(Stored data)
+ + + + + + +

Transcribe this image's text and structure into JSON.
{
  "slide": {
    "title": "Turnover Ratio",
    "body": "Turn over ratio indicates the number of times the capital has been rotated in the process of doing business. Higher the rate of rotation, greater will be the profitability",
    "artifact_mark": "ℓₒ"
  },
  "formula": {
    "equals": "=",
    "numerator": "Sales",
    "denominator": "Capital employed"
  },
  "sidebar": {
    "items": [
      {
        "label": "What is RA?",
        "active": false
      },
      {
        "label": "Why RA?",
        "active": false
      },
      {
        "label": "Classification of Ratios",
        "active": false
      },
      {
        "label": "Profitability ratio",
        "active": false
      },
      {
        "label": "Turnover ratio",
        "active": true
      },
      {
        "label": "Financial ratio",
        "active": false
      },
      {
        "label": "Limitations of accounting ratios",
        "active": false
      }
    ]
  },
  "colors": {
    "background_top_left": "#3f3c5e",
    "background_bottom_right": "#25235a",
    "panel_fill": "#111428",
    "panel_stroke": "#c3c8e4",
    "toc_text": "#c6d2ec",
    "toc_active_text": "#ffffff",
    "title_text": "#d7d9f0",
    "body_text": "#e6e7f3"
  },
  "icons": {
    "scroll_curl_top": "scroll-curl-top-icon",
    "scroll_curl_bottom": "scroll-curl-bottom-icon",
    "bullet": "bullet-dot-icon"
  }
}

+ + + + + + +

## Your objective
Output each entry precisely as given.

## Written solution
Transcribe this image's text and structure into JSON.
{
  "slide": {
    "title": "Turnover Ratio",
    "body": "Turn over ratio indicates the number of times the capital has been rotated in the process of doing business. Higher the rate of rotation, greater will be the profitability",
    "artifact_mark": "ℓₒ"
  },
  "formula": {
    "equals": "=",
    "numerator": "Sales",
    "denominator": "Capital employed"
  },
  "sidebar": {
    "items": [
      {
        "label": "What is RA?",
        "active": false
      },
      {
        "label": "Why RA?",
        "active": false
      },
      {
        "label": "Classification of Ratios",
        "active": false
      },
      {
        "label": "Profitability ratio",
        "active": false
      },
      {
        "label": "Turnover ratio",
        "active": true
      },
      {
        "label": "Financial ratio",
        "active": false
      },
      {
        "label": "Limitations of accounting ratios",
        "active": false
      }
    ]
  },
  "colors": {
    "background_top_left": "#3f3c5e",
    "background_bottom_right": "#25235a",
    "panel_fill": "#111428",
    "panel_stroke": "#c3c8e4",
    "toc_text": "#c6d2ec",
    "toc_active_text": "#ffffff",
    "title_text": "#d7d9f0",
    "body_text": "#e6e7f3"
  },
  "icons": {
    "scroll_curl_top": "scroll-curl-top-icon",
    "scroll_curl_bottom": "scroll-curl-bottom-icon",
    "bullet": "bullet-dot-icon"
  }
}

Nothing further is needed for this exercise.